TASK DESCRIPTION
Copy every line of the records below where the word "data" occurs.

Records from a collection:
++++++

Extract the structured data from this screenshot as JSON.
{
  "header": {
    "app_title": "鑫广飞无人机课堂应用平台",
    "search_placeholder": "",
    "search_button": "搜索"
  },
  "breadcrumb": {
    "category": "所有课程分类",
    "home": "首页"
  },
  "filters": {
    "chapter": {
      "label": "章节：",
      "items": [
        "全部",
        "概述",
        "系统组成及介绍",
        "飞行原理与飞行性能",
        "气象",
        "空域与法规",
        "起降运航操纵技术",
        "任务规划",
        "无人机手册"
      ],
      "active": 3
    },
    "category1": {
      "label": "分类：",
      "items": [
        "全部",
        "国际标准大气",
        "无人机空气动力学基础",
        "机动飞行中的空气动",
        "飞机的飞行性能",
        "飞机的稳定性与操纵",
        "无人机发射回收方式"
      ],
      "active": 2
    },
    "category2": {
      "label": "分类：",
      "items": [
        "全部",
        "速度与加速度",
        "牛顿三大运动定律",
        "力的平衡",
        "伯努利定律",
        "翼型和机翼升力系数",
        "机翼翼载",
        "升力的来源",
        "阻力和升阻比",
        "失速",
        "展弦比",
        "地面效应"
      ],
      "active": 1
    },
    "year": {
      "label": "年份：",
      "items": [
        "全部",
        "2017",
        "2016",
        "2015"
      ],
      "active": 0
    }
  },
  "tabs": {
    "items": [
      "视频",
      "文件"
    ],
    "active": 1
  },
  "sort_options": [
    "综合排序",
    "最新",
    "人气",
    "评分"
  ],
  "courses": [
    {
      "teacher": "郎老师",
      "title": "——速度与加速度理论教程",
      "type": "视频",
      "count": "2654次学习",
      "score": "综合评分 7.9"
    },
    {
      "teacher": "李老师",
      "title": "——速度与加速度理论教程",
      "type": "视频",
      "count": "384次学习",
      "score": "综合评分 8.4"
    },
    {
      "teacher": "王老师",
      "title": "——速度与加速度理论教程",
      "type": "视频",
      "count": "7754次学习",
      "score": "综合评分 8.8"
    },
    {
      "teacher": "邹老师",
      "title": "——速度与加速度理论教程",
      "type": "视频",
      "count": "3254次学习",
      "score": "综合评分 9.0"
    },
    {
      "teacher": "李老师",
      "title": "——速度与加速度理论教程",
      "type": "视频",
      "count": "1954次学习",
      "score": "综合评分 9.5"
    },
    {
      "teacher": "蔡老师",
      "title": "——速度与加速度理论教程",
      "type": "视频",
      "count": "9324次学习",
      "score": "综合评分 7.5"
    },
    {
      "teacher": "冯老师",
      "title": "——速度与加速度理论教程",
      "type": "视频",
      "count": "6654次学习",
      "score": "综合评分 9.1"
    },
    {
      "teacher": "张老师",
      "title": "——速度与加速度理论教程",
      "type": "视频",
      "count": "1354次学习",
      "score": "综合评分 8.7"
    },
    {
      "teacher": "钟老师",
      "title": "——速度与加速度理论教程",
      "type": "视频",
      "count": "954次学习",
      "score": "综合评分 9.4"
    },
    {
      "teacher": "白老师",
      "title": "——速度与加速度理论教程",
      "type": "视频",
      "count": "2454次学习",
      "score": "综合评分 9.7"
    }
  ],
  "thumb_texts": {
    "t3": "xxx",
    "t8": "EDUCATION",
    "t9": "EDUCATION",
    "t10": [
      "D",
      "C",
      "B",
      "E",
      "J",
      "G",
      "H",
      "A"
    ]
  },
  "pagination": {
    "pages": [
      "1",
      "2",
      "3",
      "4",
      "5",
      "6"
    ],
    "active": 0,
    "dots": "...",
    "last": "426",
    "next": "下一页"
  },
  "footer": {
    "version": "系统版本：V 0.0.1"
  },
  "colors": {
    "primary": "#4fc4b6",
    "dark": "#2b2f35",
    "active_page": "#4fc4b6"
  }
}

++++++

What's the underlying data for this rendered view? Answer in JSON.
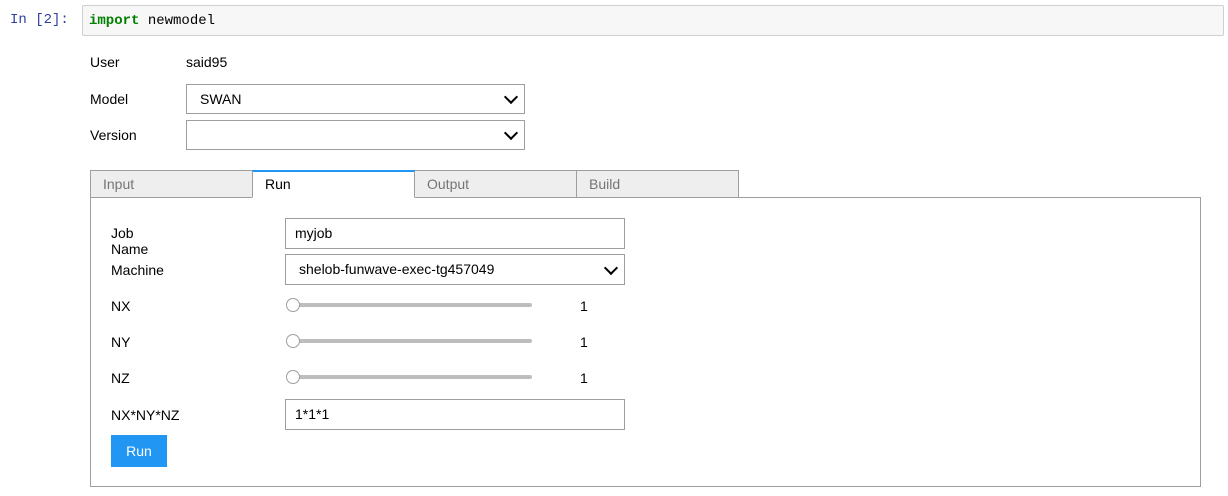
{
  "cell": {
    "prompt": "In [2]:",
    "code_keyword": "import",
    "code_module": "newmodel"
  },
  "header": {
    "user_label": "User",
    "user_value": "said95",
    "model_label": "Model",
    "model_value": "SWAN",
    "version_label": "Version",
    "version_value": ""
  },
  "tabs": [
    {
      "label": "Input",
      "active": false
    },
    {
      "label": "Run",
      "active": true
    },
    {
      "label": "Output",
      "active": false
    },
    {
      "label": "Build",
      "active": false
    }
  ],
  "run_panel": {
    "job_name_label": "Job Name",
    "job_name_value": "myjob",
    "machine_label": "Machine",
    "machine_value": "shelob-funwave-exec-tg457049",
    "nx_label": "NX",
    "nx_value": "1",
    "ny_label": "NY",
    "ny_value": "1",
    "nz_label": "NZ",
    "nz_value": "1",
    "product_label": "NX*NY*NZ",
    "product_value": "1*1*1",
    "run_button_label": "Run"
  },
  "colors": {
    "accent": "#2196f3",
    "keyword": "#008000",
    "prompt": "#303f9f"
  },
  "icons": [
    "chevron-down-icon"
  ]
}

++++++

FINISHED EXERCISE
Extract the structured data from this screenshot as JSON.
What's the underlying data for this rendered view? Answer in JSON.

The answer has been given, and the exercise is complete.